Stored records
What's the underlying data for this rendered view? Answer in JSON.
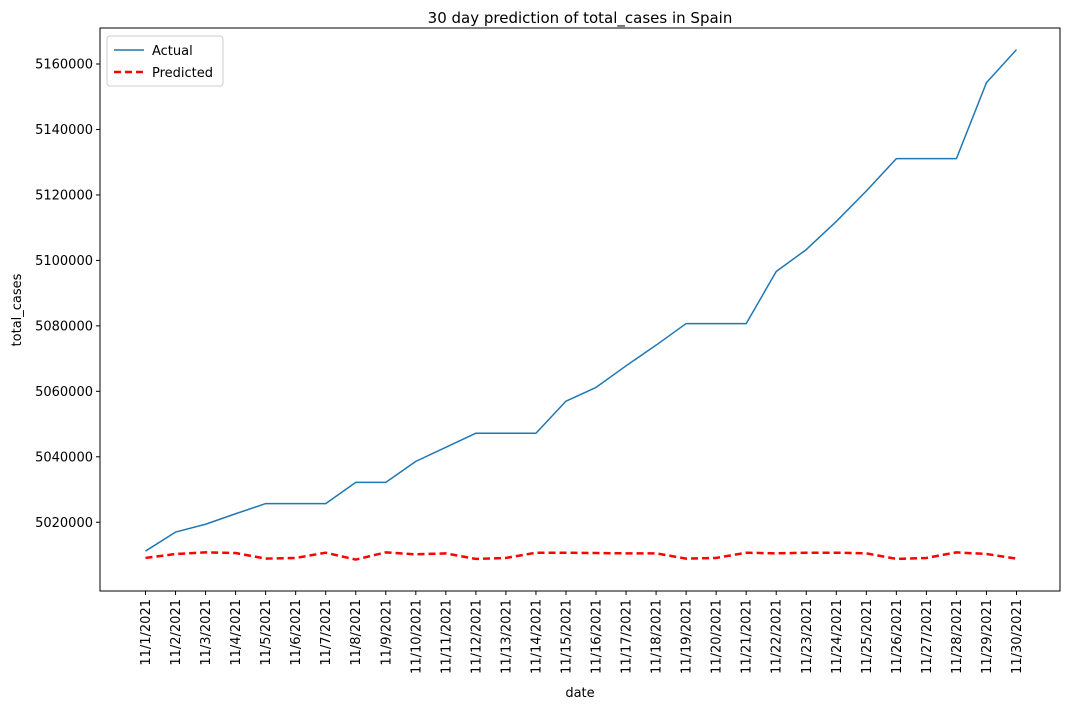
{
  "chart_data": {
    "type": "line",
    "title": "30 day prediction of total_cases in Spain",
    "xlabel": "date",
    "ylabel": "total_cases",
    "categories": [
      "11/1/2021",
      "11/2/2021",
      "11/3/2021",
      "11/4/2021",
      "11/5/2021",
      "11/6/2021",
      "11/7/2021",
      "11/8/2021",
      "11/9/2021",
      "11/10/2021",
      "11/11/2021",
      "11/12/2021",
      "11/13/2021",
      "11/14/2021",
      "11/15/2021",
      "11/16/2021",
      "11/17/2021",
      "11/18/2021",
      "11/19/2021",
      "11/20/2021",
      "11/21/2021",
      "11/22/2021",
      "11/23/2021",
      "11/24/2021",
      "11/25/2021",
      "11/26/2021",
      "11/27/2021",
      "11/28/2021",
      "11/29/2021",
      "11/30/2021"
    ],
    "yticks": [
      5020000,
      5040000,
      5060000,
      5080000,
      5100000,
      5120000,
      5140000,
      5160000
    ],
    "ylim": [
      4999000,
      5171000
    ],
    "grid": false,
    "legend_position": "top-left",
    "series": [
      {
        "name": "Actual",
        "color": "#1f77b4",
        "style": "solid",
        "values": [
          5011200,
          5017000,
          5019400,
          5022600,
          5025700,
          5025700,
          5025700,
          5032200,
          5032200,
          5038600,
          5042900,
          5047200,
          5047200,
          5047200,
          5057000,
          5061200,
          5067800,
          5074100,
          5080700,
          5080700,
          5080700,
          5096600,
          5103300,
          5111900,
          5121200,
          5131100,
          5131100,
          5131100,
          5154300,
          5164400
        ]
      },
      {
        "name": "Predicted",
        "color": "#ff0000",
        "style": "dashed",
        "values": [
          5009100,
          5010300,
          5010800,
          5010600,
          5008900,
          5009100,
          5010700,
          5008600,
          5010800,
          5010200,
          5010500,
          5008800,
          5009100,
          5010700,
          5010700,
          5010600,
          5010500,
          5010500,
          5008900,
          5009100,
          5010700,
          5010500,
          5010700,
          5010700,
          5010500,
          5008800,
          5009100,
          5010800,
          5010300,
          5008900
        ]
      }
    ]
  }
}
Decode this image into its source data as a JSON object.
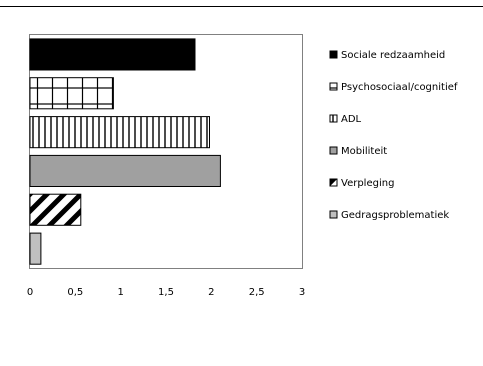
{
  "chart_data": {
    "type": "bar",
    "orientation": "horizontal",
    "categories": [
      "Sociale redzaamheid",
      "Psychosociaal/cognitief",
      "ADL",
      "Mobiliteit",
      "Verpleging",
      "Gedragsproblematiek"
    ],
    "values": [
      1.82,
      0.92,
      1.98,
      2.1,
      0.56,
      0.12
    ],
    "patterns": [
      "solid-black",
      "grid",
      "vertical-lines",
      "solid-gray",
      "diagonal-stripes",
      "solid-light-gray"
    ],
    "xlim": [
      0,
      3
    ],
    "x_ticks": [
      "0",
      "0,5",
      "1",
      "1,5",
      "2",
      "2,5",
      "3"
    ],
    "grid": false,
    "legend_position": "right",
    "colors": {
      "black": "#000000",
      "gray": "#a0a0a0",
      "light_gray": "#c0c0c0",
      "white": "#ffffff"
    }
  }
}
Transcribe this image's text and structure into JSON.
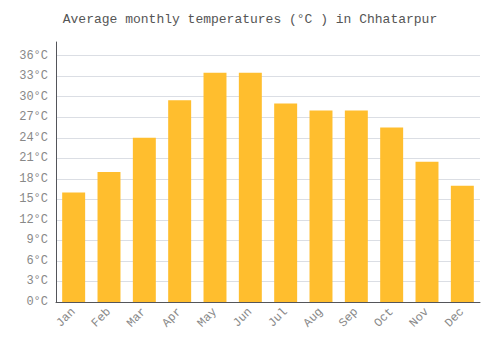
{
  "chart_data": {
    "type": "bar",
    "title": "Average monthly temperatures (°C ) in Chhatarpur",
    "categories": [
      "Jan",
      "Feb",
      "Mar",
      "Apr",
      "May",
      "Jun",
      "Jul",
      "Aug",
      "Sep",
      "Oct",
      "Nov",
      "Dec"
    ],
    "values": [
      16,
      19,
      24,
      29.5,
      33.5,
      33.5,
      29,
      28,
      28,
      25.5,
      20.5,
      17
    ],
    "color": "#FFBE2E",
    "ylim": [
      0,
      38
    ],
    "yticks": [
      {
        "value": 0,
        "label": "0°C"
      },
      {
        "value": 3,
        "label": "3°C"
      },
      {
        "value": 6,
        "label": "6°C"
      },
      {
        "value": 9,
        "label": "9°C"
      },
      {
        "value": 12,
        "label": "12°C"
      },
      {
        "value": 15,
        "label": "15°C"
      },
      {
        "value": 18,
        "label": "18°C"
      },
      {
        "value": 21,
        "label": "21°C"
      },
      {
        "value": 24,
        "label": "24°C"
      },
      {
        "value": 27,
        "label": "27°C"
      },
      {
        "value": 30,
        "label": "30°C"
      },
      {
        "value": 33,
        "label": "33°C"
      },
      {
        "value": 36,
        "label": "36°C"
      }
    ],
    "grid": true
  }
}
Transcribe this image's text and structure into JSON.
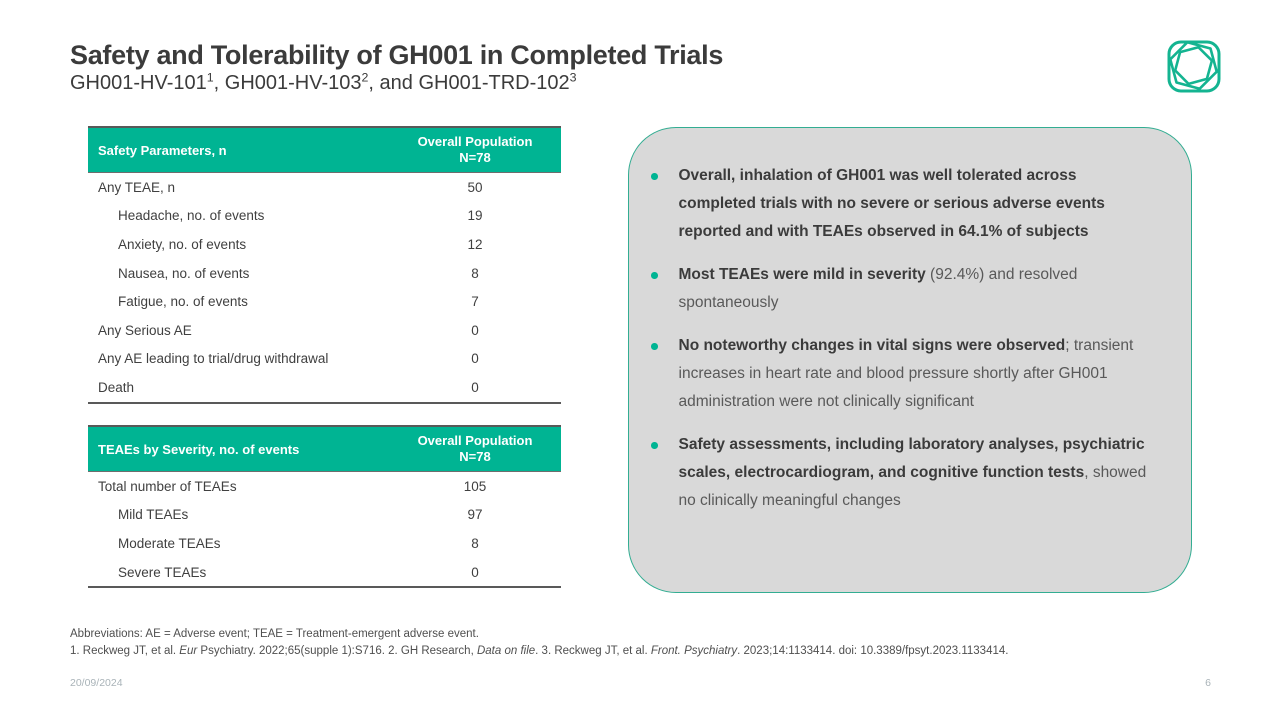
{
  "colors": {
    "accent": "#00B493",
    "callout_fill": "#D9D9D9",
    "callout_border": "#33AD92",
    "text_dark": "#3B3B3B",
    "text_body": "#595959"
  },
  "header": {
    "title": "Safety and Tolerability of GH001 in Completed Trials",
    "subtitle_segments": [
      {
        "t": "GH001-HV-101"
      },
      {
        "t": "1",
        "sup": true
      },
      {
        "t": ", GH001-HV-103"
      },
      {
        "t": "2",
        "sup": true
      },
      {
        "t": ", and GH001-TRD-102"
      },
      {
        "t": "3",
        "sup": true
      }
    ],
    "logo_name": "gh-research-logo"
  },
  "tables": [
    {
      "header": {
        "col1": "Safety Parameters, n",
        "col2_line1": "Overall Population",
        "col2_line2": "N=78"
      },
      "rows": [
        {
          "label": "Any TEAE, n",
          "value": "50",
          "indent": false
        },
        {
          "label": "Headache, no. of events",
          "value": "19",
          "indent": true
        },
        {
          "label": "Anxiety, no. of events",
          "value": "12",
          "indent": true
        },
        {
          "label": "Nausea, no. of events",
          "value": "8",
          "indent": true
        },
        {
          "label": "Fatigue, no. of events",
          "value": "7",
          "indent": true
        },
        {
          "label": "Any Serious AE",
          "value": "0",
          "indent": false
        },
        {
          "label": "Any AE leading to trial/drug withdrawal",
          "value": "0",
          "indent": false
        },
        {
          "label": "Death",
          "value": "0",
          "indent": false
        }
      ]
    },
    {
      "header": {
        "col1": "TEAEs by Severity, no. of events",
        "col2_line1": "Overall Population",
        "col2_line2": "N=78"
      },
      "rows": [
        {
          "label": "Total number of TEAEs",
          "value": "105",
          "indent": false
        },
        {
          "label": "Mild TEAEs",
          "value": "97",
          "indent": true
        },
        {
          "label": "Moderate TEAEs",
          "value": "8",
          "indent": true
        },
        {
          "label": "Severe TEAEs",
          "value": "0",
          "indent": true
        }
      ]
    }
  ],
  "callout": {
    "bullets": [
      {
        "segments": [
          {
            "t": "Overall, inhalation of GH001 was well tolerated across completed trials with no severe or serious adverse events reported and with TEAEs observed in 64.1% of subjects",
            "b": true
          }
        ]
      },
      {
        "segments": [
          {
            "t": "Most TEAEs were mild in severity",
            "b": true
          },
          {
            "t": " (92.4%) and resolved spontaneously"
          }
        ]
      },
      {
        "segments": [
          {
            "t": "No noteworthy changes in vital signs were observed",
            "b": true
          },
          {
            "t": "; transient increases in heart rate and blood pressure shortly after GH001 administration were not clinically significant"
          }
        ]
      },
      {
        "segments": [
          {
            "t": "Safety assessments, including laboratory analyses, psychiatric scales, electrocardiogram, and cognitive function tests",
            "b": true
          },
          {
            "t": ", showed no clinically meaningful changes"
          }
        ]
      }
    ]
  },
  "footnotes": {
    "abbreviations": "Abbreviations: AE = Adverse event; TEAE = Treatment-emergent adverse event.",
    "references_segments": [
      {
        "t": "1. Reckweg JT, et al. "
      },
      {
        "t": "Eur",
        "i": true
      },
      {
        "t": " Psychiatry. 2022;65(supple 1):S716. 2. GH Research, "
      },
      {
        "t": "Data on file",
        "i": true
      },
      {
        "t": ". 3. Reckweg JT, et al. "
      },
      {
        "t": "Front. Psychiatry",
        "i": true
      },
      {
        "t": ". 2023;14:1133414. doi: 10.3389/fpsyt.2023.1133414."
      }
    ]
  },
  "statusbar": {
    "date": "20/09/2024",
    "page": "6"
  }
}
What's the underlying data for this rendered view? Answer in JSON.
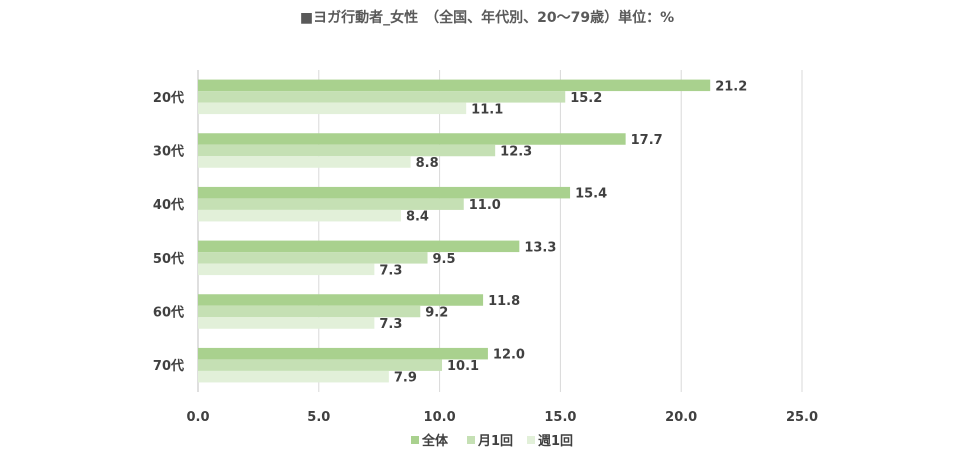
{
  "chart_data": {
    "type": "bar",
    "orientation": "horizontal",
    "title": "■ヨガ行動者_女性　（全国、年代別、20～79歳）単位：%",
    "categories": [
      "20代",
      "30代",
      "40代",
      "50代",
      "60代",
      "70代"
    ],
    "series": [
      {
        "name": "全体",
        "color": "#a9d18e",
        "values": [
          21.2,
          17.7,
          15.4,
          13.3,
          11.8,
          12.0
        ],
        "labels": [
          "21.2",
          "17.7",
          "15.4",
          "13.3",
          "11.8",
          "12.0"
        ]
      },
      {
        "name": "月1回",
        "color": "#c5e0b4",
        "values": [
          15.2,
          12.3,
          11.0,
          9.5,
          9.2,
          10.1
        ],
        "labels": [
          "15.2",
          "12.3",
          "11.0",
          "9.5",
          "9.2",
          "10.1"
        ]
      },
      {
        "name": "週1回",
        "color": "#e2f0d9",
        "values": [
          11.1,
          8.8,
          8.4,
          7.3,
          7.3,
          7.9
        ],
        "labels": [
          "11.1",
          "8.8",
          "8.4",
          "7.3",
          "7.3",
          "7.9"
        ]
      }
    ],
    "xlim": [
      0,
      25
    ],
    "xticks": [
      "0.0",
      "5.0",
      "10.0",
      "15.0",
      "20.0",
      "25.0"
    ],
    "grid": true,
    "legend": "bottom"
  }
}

OBJECTIVE ▸
Give the count of lines in the data shown above that contain "grid", and nothing else.

TASK ANSWER ▸
5